* Brief *
Write out each entry, exactly the way it appears.

* Available data *
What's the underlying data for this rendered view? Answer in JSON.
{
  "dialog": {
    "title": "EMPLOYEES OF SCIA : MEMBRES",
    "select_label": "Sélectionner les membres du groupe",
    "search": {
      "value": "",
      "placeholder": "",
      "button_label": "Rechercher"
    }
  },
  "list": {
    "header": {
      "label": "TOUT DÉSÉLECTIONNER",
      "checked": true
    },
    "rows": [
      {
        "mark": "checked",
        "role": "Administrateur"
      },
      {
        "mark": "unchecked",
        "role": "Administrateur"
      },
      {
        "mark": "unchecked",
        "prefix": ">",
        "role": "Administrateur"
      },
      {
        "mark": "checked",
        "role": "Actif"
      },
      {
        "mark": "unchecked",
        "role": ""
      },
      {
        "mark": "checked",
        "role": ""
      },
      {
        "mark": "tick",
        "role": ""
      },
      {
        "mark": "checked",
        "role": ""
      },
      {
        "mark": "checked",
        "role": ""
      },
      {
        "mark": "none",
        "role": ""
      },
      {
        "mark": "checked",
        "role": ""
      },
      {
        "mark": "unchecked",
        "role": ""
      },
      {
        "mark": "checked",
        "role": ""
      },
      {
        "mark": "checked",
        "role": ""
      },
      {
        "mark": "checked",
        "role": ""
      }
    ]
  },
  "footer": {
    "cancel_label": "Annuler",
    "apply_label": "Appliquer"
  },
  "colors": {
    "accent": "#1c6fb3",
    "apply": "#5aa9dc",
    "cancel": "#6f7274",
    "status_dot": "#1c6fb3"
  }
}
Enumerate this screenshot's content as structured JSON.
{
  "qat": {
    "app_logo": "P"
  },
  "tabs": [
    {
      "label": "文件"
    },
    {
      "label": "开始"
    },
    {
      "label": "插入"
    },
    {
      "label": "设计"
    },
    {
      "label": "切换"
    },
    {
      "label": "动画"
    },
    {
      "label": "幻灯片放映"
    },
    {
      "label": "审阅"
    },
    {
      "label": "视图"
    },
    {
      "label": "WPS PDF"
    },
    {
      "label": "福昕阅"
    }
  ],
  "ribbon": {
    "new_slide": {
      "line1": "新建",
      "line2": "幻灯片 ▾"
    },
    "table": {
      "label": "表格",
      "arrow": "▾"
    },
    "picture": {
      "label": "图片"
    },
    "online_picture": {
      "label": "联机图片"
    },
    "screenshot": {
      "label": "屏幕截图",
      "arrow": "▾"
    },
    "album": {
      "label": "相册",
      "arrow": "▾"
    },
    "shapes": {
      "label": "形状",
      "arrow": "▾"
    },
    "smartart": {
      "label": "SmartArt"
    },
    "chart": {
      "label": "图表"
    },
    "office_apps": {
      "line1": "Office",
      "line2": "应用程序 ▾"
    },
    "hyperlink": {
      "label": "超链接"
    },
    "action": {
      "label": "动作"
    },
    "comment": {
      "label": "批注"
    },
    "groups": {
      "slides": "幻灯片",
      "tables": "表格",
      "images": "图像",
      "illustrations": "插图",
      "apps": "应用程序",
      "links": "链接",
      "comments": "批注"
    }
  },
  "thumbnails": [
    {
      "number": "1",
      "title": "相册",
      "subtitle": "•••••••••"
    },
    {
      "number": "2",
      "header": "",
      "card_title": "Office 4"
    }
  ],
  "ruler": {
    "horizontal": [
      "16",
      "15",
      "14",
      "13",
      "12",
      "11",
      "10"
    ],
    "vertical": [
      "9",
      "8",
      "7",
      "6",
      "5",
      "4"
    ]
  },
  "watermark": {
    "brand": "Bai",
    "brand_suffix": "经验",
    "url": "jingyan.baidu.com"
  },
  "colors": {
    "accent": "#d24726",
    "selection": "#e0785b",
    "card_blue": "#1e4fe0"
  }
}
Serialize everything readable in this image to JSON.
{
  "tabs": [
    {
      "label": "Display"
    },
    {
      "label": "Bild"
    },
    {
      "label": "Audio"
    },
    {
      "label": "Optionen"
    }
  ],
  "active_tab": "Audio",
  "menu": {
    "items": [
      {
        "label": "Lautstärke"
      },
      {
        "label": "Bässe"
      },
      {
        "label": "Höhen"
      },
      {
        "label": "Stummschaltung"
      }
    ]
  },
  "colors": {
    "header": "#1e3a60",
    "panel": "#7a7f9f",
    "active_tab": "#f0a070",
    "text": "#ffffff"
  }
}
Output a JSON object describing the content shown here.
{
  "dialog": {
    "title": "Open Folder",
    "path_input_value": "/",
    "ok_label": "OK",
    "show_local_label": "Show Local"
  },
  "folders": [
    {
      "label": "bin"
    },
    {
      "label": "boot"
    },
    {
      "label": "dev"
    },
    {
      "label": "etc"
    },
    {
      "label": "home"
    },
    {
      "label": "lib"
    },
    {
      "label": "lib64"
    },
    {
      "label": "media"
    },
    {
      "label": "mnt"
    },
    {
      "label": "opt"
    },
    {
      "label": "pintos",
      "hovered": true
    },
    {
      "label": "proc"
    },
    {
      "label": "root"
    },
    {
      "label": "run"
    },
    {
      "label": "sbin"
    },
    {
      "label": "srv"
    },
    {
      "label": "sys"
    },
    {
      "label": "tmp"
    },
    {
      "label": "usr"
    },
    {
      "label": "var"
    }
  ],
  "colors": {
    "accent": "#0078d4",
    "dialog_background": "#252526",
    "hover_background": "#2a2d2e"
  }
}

* Solution for this problem *
What's the underlying data for this rendered view? Answer in JSON.
{
  "dialog": {
    "title": "EMPLOYEES OF SCIA : MEMBRES",
    "select_label": "Sélectionner les membres du groupe",
    "search": {
      "value": "",
      "placeholder": "",
      "button_label": "Rechercher"
    }
  },
  "list": {
    "header": {
      "label": "TOUT DÉSÉLECTIONNER",
      "checked": true
    },
    "rows": [
      {
        "mark": "checked",
        "role": "Administrateur"
      },
      {
        "mark": "unchecked",
        "role": "Administrateur"
      },
      {
        "mark": "unchecked",
        "prefix": ">",
        "role": "Administrateur"
      },
      {
        "mark": "checked",
        "role": "Actif"
      },
      {
        "mark": "unchecked",
        "role": ""
      },
      {
        "mark": "checked",
        "role": ""
      },
      {
        "mark": "tick",
        "role": ""
      },
      {
        "mark": "checked",
        "role": ""
      },
      {
        "mark": "checked",
        "role": ""
      },
      {
        "mark": "none",
        "role": ""
      },
      {
        "mark": "checked",
        "role": ""
      },
      {
        "mark": "unchecked",
        "role": ""
      },
      {
        "mark": "checked",
        "role": ""
      },
      {
        "mark": "checked",
        "role": ""
      },
      {
        "mark": "checked",
        "role": ""
      }
    ]
  },
  "footer": {
    "cancel_label": "Annuler",
    "apply_label": "Appliquer"
  },
  "colors": {
    "accent": "#1c6fb3",
    "apply": "#5aa9dc",
    "cancel": "#6f7274",
    "status_dot": "#1c6fb3"
  }
}
Enumerate this screenshot's content as structured JSON.
{
  "qat": {
    "app_logo": "P"
  },
  "tabs": [
    {
      "label": "文件"
    },
    {
      "label": "开始"
    },
    {
      "label": "插入"
    },
    {
      "label": "设计"
    },
    {
      "label": "切换"
    },
    {
      "label": "动画"
    },
    {
      "label": "幻灯片放映"
    },
    {
      "label": "审阅"
    },
    {
      "label": "视图"
    },
    {
      "label": "WPS PDF"
    },
    {
      "label": "福昕阅"
    }
  ],
  "ribbon": {
    "new_slide": {
      "line1": "新建",
      "line2": "幻灯片 ▾"
    },
    "table": {
      "label": "表格",
      "arrow": "▾"
    },
    "picture": {
      "label": "图片"
    },
    "online_picture": {
      "label": "联机图片"
    },
    "screenshot": {
      "label": "屏幕截图",
      "arrow": "▾"
    },
    "album": {
      "label": "相册",
      "arrow": "▾"
    },
    "shapes": {
      "label": "形状",
      "arrow": "▾"
    },
    "smartart": {
      "label": "SmartArt"
    },
    "chart": {
      "label": "图表"
    },
    "office_apps": {
      "line1": "Office",
      "line2": "应用程序 ▾"
    },
    "hyperlink": {
      "label": "超链接"
    },
    "action": {
      "label": "动作"
    },
    "comment": {
      "label": "批注"
    },
    "groups": {
      "slides": "幻灯片",
      "tables": "表格",
      "images": "图像",
      "illustrations": "插图",
      "apps": "应用程序",
      "links": "链接",
      "comments": "批注"
    }
  },
  "thumbnails": [
    {
      "number": "1",
      "title": "相册",
      "subtitle": "•••••••••"
    },
    {
      "number": "2",
      "header": "",
      "card_title": "Office 4"
    }
  ],
  "ruler": {
    "horizontal": [
      "16",
      "15",
      "14",
      "13",
      "12",
      "11",
      "10"
    ],
    "vertical": [
      "9",
      "8",
      "7",
      "6",
      "5",
      "4"
    ]
  },
  "watermark": {
    "brand": "Bai",
    "brand_suffix": "经验",
    "url": "jingyan.baidu.com"
  },
  "colors": {
    "accent": "#d24726",
    "selection": "#e0785b",
    "card_blue": "#1e4fe0"
  }
}
Serialize everything readable in this image to JSON.
{
  "tabs": [
    {
      "label": "Display"
    },
    {
      "label": "Bild"
    },
    {
      "label": "Audio"
    },
    {
      "label": "Optionen"
    }
  ],
  "active_tab": "Audio",
  "menu": {
    "items": [
      {
        "label": "Lautstärke"
      },
      {
        "label": "Bässe"
      },
      {
        "label": "Höhen"
      },
      {
        "label": "Stummschaltung"
      }
    ]
  },
  "colors": {
    "header": "#1e3a60",
    "panel": "#7a7f9f",
    "active_tab": "#f0a070",
    "text": "#ffffff"
  }
}
Output a JSON object describing the content shown here.
{
  "dialog": {
    "title": "Open Folder",
    "path_input_value": "/",
    "ok_label": "OK",
    "show_local_label": "Show Local"
  },
  "folders": [
    {
      "label": "bin"
    },
    {
      "label": "boot"
    },
    {
      "label": "dev"
    },
    {
      "label": "etc"
    },
    {
      "label": "home"
    },
    {
      "label": "lib"
    },
    {
      "label": "lib64"
    },
    {
      "label": "media"
    },
    {
      "label": "mnt"
    },
    {
      "label": "opt"
    },
    {
      "label": "pintos",
      "hovered": true
    },
    {
      "label": "proc"
    },
    {
      "label": "root"
    },
    {
      "label": "run"
    },
    {
      "label": "sbin"
    },
    {
      "label": "srv"
    },
    {
      "label": "sys"
    },
    {
      "label": "tmp"
    },
    {
      "label": "usr"
    },
    {
      "label": "var"
    }
  ],
  "colors": {
    "accent": "#0078d4",
    "dialog_background": "#252526",
    "hover_background": "#2a2d2e"
  }
}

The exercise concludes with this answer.